[BEGIN Working data]

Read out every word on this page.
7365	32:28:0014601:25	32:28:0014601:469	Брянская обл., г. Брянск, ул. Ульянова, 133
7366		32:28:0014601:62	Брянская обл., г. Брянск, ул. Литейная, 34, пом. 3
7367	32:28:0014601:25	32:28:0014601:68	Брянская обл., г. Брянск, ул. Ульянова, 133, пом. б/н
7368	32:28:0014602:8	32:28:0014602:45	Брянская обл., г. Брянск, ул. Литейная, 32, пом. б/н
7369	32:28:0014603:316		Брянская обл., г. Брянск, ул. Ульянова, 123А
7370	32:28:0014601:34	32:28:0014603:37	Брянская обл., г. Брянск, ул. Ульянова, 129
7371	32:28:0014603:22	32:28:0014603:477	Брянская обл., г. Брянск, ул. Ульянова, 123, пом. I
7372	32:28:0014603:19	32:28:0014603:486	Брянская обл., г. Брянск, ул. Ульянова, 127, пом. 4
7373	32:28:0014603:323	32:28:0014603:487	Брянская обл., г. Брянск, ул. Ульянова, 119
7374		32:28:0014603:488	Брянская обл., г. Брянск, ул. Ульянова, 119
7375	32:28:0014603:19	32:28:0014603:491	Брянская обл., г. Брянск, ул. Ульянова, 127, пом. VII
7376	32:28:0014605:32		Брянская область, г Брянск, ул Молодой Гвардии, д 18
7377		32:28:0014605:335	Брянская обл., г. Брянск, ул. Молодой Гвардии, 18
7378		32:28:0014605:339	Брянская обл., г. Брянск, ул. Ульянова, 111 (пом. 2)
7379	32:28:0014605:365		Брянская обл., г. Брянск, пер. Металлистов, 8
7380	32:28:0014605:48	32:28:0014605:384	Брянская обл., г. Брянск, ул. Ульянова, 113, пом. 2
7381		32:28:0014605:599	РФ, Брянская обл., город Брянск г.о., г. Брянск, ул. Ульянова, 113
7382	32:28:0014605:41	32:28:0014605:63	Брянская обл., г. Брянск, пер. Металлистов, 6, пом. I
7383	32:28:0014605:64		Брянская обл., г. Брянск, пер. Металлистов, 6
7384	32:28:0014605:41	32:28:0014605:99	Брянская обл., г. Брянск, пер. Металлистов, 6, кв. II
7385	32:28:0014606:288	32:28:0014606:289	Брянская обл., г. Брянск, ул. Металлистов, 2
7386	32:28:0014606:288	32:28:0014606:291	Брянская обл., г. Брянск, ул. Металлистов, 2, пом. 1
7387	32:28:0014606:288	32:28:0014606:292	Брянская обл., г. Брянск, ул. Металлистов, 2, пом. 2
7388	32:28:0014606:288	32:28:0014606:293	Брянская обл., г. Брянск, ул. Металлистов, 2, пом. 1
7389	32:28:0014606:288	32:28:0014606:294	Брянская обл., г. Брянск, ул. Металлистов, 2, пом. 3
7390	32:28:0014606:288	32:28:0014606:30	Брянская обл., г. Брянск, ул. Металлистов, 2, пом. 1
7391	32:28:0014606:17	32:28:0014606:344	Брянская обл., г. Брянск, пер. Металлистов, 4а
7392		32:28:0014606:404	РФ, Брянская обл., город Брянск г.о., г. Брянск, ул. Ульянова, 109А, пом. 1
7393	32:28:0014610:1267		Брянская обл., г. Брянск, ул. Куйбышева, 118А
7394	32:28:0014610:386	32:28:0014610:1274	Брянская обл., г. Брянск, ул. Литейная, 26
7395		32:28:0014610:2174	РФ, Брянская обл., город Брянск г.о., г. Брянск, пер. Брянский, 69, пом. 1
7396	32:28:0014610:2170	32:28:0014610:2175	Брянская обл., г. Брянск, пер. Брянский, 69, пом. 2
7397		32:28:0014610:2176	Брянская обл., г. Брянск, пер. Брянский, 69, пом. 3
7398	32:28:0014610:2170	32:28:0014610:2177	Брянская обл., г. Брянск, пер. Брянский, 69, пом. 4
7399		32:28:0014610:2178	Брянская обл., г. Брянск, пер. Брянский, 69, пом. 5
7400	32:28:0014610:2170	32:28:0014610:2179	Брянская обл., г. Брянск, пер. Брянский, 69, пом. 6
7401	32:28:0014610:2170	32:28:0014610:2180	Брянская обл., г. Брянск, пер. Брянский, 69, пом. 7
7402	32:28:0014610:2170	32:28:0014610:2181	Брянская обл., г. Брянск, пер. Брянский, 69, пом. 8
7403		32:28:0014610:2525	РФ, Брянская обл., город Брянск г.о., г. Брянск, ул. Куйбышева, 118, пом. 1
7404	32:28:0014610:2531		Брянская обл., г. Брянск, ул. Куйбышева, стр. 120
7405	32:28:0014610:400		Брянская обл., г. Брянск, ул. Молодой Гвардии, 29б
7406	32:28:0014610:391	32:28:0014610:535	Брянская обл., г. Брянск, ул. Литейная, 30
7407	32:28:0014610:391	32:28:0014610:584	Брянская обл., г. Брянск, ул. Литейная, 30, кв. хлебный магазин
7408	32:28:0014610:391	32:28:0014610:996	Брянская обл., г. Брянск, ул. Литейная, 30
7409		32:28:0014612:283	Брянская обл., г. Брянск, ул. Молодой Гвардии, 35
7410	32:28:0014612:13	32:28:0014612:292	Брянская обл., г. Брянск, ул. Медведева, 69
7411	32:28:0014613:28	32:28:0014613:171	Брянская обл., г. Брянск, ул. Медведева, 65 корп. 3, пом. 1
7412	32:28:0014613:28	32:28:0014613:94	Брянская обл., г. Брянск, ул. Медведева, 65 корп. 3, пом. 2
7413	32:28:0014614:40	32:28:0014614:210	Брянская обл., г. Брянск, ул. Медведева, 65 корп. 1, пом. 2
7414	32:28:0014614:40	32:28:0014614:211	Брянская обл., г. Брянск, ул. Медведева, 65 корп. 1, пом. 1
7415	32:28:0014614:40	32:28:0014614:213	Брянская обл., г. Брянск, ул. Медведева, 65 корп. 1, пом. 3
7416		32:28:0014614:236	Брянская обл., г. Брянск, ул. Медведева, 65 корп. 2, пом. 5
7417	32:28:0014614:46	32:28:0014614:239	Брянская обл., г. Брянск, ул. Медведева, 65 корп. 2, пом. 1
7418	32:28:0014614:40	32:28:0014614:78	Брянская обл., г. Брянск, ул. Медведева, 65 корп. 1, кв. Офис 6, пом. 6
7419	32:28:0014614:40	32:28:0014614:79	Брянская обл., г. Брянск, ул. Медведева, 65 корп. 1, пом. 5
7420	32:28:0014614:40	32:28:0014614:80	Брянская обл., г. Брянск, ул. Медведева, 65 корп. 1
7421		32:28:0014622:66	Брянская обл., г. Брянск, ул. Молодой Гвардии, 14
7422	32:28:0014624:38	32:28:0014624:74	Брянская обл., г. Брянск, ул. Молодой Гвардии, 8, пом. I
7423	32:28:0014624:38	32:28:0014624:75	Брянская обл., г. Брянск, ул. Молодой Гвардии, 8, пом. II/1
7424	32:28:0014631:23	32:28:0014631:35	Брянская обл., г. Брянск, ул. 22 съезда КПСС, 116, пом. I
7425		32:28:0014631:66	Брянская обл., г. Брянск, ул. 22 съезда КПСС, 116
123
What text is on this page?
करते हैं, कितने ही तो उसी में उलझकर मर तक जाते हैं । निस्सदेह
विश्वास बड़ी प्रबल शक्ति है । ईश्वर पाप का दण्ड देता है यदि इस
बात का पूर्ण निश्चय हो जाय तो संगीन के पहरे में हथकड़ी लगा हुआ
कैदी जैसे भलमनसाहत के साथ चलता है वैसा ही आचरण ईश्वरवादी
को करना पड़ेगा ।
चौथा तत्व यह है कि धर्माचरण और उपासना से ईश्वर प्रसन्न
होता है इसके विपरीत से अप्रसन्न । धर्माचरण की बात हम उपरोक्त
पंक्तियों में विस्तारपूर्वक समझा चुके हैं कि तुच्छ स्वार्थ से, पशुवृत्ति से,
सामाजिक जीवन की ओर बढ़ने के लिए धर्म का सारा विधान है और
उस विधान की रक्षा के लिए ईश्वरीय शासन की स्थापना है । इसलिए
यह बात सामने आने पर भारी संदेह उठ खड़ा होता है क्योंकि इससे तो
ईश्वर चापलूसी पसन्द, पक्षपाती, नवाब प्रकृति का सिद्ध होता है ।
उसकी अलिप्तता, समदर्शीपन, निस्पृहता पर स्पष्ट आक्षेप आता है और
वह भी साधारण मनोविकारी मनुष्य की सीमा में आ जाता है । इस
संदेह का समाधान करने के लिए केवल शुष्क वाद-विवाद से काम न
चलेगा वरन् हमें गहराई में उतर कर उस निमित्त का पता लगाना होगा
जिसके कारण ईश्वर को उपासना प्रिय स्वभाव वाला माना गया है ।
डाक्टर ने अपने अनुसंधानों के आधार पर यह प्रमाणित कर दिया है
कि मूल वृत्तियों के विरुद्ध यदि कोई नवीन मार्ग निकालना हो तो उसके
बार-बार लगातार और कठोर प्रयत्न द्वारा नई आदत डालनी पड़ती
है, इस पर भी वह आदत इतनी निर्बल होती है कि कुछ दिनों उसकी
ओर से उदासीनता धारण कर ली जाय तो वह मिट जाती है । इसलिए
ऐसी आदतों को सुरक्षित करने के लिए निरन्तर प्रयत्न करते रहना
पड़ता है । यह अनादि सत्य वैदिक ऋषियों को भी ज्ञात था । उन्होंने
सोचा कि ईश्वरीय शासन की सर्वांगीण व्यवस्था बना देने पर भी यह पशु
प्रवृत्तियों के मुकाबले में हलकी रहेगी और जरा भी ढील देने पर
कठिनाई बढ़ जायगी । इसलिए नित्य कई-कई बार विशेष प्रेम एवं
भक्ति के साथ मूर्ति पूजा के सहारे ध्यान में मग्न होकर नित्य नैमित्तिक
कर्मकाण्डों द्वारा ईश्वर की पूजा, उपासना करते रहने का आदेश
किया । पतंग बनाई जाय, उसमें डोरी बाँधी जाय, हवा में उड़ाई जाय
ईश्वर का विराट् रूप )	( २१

[END Working data]

Write only the number of lines in the data above that include "КПСС".

2